### Description of the task
Search the listing below for the word "tělo" and copy each line that holds it.

### Data listing
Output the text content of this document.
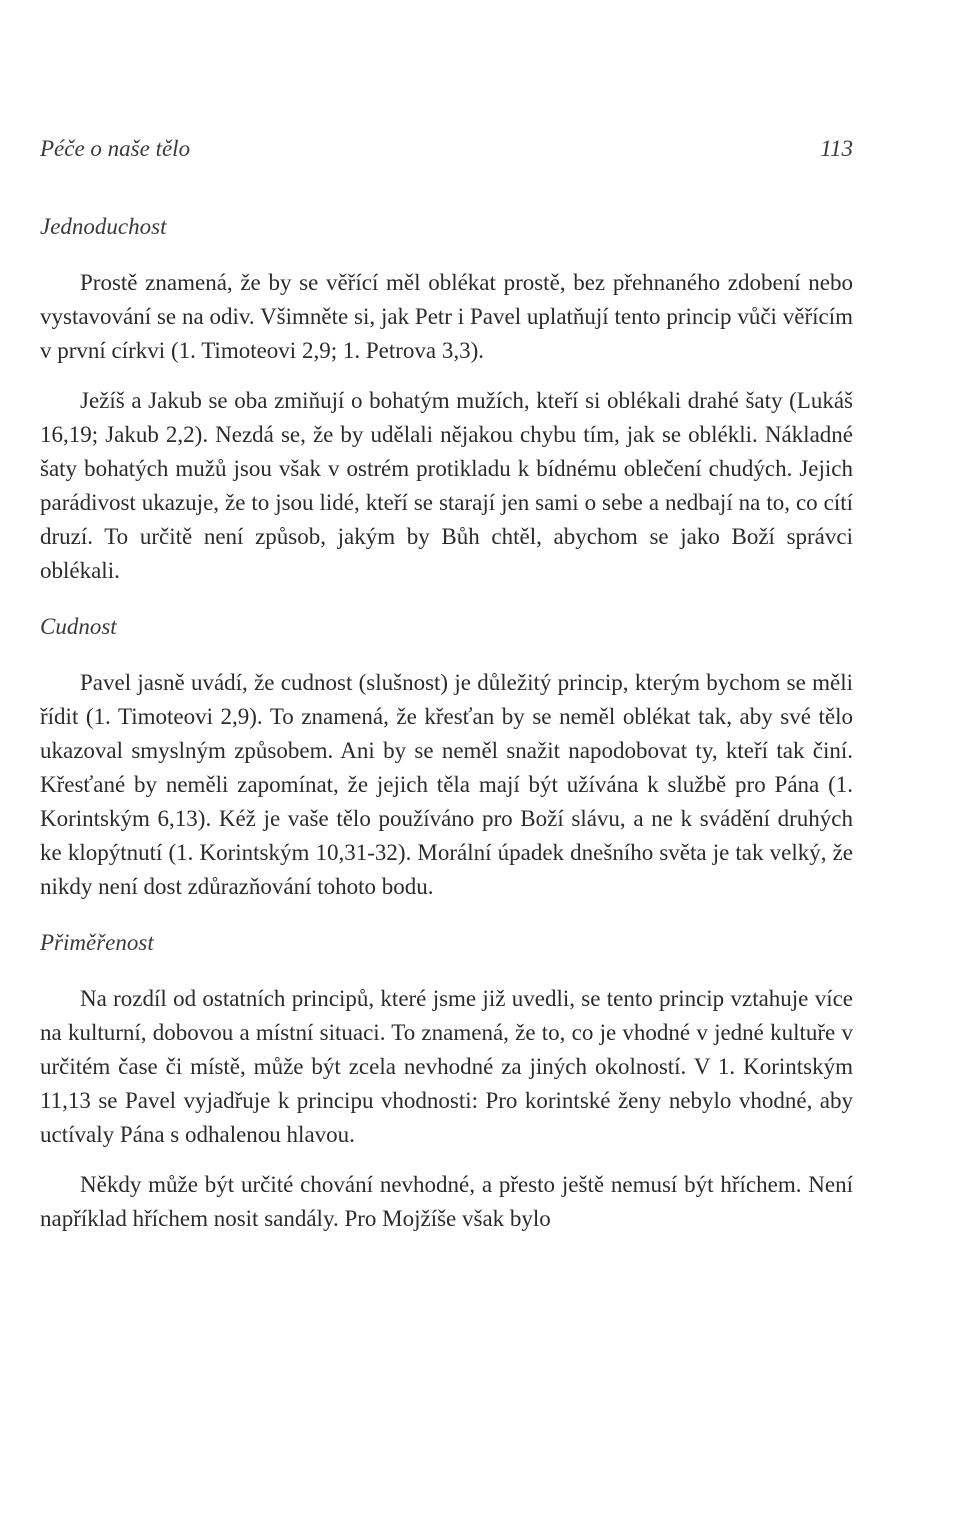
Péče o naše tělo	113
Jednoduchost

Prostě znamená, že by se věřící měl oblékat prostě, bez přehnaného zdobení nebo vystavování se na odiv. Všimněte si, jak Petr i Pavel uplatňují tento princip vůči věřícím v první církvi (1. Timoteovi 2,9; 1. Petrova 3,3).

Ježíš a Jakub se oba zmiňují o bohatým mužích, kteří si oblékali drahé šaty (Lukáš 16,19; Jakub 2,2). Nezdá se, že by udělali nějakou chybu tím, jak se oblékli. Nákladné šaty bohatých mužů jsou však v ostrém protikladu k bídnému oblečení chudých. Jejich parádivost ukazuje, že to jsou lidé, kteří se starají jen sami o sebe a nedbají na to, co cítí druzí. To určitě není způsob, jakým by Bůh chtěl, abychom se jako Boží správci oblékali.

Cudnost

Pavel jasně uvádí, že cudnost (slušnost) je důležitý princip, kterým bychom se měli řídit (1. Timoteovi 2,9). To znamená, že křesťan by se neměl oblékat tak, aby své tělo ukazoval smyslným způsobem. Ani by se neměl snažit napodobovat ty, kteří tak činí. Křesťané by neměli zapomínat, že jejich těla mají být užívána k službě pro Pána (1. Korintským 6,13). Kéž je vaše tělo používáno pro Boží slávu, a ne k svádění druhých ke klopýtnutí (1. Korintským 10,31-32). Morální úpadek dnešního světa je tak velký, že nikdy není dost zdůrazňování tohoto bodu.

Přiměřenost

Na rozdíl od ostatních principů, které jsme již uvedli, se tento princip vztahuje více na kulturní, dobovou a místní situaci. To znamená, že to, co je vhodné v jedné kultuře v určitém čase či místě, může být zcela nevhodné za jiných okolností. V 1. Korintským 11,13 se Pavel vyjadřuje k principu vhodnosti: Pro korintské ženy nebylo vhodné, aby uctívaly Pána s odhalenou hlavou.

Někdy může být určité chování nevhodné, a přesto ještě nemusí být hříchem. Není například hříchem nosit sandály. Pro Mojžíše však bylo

* * *

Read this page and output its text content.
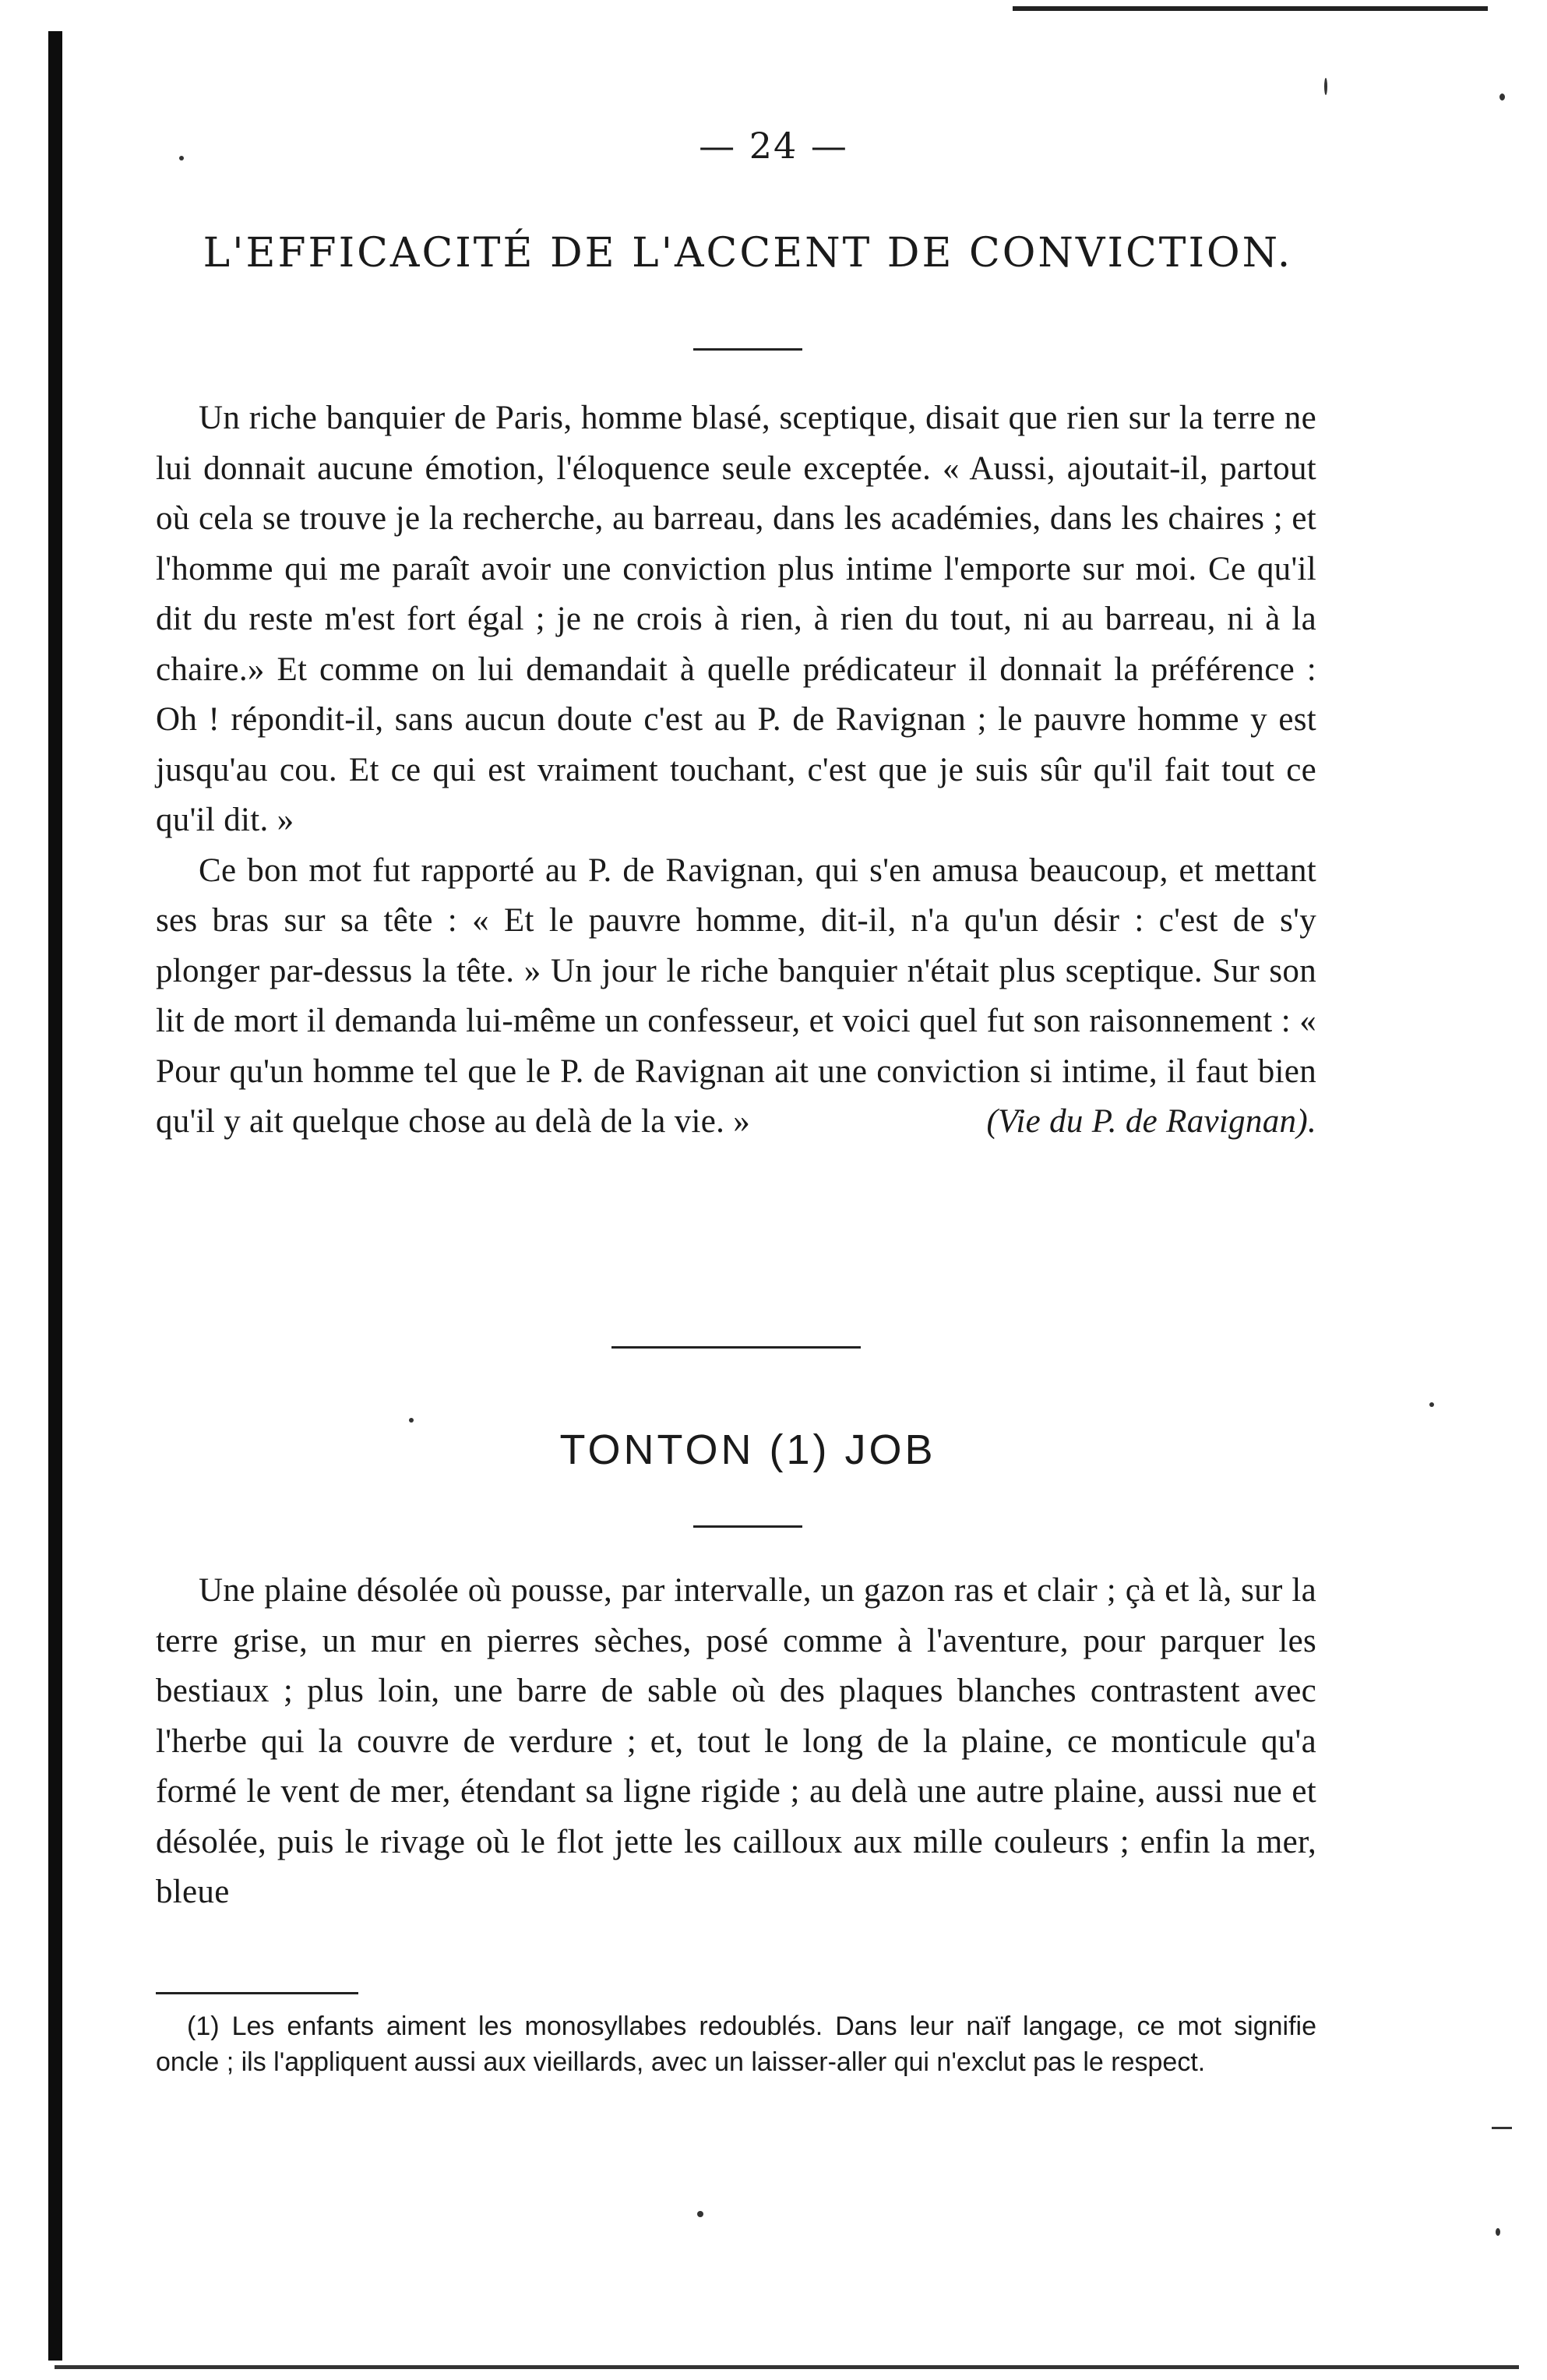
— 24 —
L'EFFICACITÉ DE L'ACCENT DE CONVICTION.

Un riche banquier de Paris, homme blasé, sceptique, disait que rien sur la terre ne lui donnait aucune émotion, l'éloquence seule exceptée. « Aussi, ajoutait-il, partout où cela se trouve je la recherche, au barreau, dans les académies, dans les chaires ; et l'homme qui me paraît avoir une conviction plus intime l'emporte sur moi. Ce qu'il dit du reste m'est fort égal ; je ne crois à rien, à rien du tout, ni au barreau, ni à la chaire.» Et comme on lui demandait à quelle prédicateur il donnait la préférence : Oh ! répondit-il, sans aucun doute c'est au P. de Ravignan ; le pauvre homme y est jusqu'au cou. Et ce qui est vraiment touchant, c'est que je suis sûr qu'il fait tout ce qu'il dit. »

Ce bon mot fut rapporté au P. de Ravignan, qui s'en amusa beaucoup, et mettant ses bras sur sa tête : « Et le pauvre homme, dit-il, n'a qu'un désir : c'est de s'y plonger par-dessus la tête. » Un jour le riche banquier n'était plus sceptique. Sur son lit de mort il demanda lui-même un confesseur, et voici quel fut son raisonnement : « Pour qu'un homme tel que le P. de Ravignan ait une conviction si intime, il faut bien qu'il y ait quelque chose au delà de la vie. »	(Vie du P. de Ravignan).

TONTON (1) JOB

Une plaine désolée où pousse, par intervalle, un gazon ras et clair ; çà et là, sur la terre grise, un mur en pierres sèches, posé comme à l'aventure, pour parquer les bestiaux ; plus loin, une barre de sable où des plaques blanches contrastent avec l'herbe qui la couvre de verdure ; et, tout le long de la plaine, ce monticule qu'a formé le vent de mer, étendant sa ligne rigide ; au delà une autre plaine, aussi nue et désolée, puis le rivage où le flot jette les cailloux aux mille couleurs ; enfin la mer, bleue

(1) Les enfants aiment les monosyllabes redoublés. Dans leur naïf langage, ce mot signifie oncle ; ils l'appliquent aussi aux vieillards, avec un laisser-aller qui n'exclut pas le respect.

==

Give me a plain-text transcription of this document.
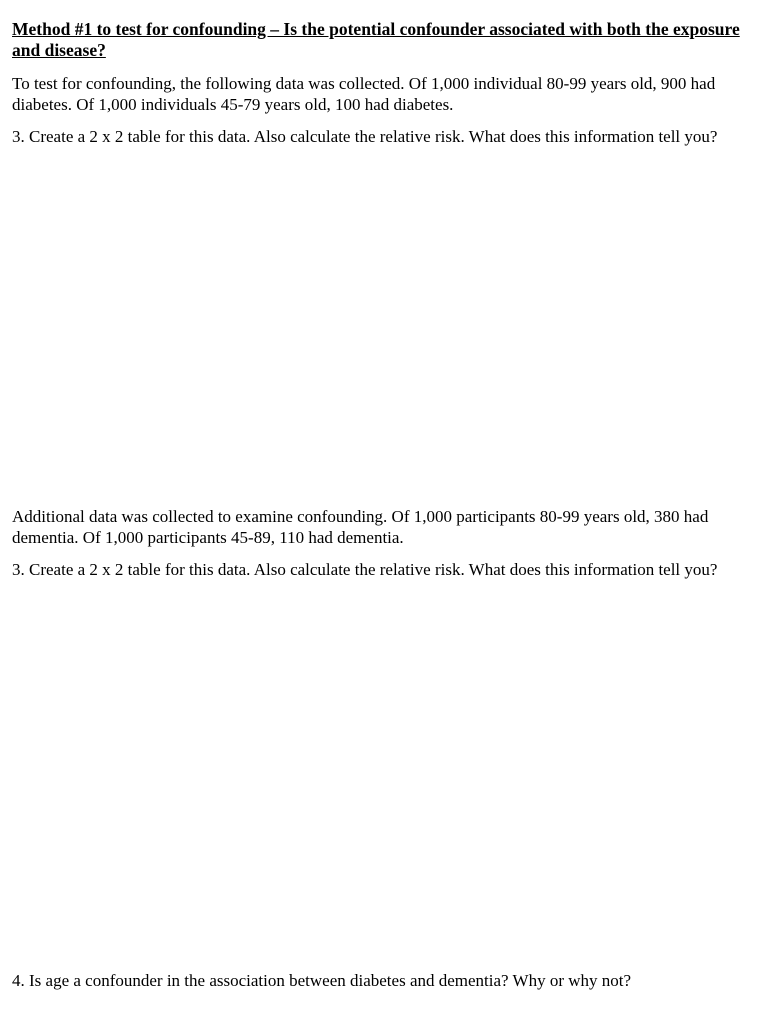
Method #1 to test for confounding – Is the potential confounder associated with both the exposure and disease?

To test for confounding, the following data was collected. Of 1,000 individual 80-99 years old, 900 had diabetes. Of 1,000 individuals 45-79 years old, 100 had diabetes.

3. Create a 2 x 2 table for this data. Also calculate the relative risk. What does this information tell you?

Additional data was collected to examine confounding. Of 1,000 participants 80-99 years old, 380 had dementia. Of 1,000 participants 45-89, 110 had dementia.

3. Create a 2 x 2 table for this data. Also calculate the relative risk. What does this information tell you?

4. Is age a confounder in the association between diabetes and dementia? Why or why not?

### Response to the task
Péče o naše tělo	113
Pavel jasně uvádí, že cudnost (slušnost) je důležitý princip, kterým bychom se měli řídit (1. Timoteovi 2,9). To znamená, že křesťan by se neměl oblékat tak, aby své tělo ukazoval smyslným způsobem. Ani by se neměl snažit napodobovat ty, kteří tak činí. Křesťané by neměli zapomínat, že jejich těla mají být užívána k službě pro Pána (1. Korintským 6,13). Kéž je vaše tělo používáno pro Boží slávu, a ne k svádění druhých ke klopýtnutí (1. Korintským 10,31-32). Morální úpadek dnešního světa je tak velký, že nikdy není dost zdůrazňování tohoto bodu.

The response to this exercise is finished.